> Records supplied:
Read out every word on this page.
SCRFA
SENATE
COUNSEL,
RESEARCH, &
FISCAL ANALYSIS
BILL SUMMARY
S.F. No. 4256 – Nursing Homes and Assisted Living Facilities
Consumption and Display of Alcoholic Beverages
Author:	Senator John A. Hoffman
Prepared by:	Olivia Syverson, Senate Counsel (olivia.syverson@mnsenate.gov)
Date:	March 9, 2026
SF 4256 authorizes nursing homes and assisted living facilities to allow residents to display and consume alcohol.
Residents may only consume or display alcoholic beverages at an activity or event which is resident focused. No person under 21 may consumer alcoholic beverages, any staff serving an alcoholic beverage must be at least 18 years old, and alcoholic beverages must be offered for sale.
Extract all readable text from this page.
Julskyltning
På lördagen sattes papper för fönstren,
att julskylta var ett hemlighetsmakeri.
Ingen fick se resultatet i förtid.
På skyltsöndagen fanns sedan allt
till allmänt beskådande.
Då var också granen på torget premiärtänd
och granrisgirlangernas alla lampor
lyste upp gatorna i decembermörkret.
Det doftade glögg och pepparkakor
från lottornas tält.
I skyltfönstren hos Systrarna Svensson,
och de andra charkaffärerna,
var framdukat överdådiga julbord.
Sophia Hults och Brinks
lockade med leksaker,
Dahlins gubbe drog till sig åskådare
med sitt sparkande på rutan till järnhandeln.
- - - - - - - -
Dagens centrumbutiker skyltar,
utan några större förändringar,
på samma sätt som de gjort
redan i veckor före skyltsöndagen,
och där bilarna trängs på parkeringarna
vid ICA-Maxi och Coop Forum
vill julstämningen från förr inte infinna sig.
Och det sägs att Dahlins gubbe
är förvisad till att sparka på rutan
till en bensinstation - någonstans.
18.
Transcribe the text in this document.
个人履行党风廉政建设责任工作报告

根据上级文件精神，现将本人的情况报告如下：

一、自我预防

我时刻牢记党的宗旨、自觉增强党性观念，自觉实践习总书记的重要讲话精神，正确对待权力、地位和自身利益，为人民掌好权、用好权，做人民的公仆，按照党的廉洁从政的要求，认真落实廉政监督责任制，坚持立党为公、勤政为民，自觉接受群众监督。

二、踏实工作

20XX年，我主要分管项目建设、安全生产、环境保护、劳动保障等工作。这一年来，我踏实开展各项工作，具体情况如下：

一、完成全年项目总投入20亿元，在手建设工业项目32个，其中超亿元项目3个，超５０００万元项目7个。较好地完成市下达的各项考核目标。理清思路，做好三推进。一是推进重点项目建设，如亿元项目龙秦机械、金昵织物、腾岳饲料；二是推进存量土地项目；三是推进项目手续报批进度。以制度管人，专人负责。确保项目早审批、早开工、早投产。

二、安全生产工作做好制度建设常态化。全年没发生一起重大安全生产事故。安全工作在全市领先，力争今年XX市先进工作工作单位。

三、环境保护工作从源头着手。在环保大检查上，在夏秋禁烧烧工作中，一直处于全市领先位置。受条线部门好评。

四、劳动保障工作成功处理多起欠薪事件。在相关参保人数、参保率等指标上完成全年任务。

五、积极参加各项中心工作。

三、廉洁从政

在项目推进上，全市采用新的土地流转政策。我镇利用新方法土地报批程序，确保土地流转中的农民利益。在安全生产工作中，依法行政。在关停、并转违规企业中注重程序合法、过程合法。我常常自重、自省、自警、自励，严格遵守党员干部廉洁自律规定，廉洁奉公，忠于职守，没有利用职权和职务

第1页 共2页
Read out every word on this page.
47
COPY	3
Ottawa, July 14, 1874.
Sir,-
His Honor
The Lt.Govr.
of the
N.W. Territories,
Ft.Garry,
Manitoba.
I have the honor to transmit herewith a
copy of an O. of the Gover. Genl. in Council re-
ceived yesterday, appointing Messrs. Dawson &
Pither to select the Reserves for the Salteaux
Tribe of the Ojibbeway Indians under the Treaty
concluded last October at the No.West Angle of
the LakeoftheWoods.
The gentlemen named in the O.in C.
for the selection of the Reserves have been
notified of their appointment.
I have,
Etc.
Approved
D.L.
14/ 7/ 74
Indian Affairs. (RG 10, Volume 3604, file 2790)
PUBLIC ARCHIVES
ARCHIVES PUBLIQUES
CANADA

> Stated goal: State how many lines of the listing include the word "ARCHIVES". Reply with the number alone.

> Response below: 2